### EXERCISE DIRECTIONS
Search the records for the word "ABCD" and report each line that has it.

* * * * * * * * *

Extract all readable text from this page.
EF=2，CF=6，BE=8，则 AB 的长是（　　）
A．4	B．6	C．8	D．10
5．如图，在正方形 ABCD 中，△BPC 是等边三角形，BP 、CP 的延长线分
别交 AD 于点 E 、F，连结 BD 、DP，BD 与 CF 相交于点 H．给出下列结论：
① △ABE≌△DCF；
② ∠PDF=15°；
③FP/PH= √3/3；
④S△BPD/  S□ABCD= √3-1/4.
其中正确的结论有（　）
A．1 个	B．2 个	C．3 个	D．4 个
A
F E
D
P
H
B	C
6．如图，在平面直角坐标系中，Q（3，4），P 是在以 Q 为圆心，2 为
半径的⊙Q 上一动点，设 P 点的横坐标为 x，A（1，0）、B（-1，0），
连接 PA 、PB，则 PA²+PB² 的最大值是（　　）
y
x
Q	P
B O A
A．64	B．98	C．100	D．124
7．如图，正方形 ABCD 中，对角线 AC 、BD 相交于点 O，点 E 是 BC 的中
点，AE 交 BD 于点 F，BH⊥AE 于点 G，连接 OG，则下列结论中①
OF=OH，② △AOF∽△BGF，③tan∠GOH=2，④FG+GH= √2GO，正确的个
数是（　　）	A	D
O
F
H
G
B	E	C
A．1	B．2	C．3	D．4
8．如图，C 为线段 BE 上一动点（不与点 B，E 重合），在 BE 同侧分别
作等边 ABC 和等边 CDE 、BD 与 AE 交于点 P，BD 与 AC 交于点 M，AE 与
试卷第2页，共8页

* * * * * * * * *

### SOLVED EXERCISE
5．如图，在正方形 ABCD 中，△BPC 是等边三角形，BP 、CP 的延长线分
④S△BPD/  S□ABCD= √3-1/4.
7．如图，正方形 ABCD 中，对角线 AC 、BD 相交于点 O，点 E 是 BC 的中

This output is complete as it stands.